- Instructions for the task:
Will you print the material below without altering a single character?

- Data for this exercise:
+ + + + + + +

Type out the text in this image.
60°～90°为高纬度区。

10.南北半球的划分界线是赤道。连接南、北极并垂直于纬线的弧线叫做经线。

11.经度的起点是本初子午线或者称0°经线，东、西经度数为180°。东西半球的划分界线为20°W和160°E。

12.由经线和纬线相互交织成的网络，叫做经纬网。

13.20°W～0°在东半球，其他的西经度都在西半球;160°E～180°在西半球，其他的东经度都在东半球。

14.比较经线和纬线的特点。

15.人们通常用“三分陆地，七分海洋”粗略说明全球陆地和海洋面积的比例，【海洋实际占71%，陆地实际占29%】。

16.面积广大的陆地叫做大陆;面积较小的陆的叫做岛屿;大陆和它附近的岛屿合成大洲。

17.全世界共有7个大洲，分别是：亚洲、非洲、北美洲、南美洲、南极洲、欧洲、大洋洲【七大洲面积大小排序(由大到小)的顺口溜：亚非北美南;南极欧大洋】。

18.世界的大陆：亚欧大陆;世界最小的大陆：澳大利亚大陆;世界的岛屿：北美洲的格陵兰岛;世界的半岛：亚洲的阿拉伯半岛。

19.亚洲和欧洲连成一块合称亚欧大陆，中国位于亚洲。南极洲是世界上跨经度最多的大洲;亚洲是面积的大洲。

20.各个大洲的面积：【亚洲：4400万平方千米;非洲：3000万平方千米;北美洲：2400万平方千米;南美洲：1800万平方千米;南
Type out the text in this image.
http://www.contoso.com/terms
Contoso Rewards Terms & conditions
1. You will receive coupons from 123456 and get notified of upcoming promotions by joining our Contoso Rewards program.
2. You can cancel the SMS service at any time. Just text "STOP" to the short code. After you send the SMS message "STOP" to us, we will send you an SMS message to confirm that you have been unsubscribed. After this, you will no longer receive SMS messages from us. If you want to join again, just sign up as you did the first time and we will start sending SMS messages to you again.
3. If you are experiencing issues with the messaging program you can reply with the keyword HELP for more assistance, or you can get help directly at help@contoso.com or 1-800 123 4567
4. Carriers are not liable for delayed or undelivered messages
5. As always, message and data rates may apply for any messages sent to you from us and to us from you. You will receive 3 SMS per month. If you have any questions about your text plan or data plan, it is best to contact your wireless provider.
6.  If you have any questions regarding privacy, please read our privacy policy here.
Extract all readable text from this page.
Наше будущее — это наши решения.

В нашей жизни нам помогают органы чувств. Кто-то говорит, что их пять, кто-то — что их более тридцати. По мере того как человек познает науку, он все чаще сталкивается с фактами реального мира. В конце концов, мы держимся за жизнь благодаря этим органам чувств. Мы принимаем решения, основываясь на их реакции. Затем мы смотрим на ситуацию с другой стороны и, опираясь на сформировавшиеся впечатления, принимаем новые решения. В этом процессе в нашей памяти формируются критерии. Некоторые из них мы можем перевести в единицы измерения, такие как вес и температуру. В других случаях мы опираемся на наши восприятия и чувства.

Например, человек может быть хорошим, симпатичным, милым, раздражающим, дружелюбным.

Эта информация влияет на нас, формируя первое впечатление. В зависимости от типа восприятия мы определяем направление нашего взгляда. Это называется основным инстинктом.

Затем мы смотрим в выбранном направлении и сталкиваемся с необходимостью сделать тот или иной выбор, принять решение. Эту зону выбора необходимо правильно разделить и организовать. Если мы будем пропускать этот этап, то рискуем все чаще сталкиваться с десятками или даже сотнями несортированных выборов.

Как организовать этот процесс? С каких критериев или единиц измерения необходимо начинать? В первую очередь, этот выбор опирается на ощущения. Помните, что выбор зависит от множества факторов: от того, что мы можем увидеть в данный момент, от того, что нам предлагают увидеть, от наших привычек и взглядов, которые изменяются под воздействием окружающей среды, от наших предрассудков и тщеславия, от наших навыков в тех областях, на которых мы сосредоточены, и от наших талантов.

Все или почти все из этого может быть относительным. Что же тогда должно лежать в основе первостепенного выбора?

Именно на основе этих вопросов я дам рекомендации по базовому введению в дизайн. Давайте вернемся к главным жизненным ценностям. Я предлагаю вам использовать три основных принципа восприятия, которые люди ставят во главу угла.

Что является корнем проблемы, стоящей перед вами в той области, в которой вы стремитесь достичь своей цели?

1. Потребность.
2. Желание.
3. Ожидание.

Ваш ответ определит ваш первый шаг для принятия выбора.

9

+ + + + + + +

- In response:
Type out the text in this image.
60°～90°为高纬度区。

10.南北半球的划分界线是赤道。连接南、北极并垂直于纬线的弧线叫做经线。

11.经度的起点是本初子午线或者称0°经线，东、西经度数为180°。东西半球的划分界线为20°W和160°E。

12.由经线和纬线相互交织成的网络，叫做经纬网。

13.20°W～0°在东半球，其他的西经度都在西半球;160°E～180°在西半球，其他的东经度都在东半球。

14.比较经线和纬线的特点。

15.人们通常用“三分陆地，七分海洋”粗略说明全球陆地和海洋面积的比例，【海洋实际占71%，陆地实际占29%】。

16.面积广大的陆地叫做大陆;面积较小的陆的叫做岛屿;大陆和它附近的岛屿合成大洲。

17.全世界共有7个大洲，分别是：亚洲、非洲、北美洲、南美洲、南极洲、欧洲、大洋洲【七大洲面积大小排序(由大到小)的顺口溜：亚非北美南;南极欧大洋】。

18.世界的大陆：亚欧大陆;世界最小的大陆：澳大利亚大陆;世界的岛屿：北美洲的格陵兰岛;世界的半岛：亚洲的阿拉伯半岛。

19.亚洲和欧洲连成一块合称亚欧大陆，中国位于亚洲。南极洲是世界上跨经度最多的大洲;亚洲是面积的大洲。

20.各个大洲的面积：【亚洲：4400万平方千米;非洲：3000万平方千米;北美洲：2400万平方千米;南美洲：1800万平方千米;南
Type out the text in this image.
http://www.contoso.com/terms
Contoso Rewards Terms & conditions
1. You will receive coupons from 123456 and get notified of upcoming promotions by joining our Contoso Rewards program.
2. You can cancel the SMS service at any time. Just text "STOP" to the short code. After you send the SMS message "STOP" to us, we will send you an SMS message to confirm that you have been unsubscribed. After this, you will no longer receive SMS messages from us. If you want to join again, just sign up as you did the first time and we will start sending SMS messages to you again.
3. If you are experiencing issues with the messaging program you can reply with the keyword HELP for more assistance, or you can get help directly at help@contoso.com or 1-800 123 4567
4. Carriers are not liable for delayed or undelivered messages
5. As always, message and data rates may apply for any messages sent to you from us and to us from you. You will receive 3 SMS per month. If you have any questions about your text plan or data plan, it is best to contact your wireless provider.
6.  If you have any questions regarding privacy, please read our privacy policy here.
Extract all readable text from this page.
Наше будущее — это наши решения.

В нашей жизни нам помогают органы чувств. Кто-то говорит, что их пять, кто-то — что их более тридцати. По мере того как человек познает науку, он все чаще сталкивается с фактами реального мира. В конце концов, мы держимся за жизнь благодаря этим органам чувств. Мы принимаем решения, основываясь на их реакции. Затем мы смотрим на ситуацию с другой стороны и, опираясь на сформировавшиеся впечатления, принимаем новые решения. В этом процессе в нашей памяти формируются критерии. Некоторые из них мы можем перевести в единицы измерения, такие как вес и температуру. В других случаях мы опираемся на наши восприятия и чувства.

Например, человек может быть хорошим, симпатичным, милым, раздражающим, дружелюбным.

Эта информация влияет на нас, формируя первое впечатление. В зависимости от типа восприятия мы определяем направление нашего взгляда. Это называется основным инстинктом.

Затем мы смотрим в выбранном направлении и сталкиваемся с необходимостью сделать тот или иной выбор, принять решение. Эту зону выбора необходимо правильно разделить и организовать. Если мы будем пропускать этот этап, то рискуем все чаще сталкиваться с десятками или даже сотнями несортированных выборов.

Как организовать этот процесс? С каких критериев или единиц измерения необходимо начинать? В первую очередь, этот выбор опирается на ощущения. Помните, что выбор зависит от множества факторов: от того, что мы можем увидеть в данный момент, от того, что нам предлагают увидеть, от наших привычек и взглядов, которые изменяются под воздействием окружающей среды, от наших предрассудков и тщеславия, от наших навыков в тех областях, на которых мы сосредоточены, и от наших талантов.

Все или почти все из этого может быть относительным. Что же тогда должно лежать в основе первостепенного выбора?

Именно на основе этих вопросов я дам рекомендации по базовому введению в дизайн. Давайте вернемся к главным жизненным ценностям. Я предлагаю вам использовать три основных принципа восприятия, которые люди ставят во главу угла.

Что является корнем проблемы, стоящей перед вами в той области, в которой вы стремитесь достичь своей цели?

1. Потребность.
2. Желание.
3. Ожидание.

Ваш ответ определит ваш первый шаг для принятия выбора.

9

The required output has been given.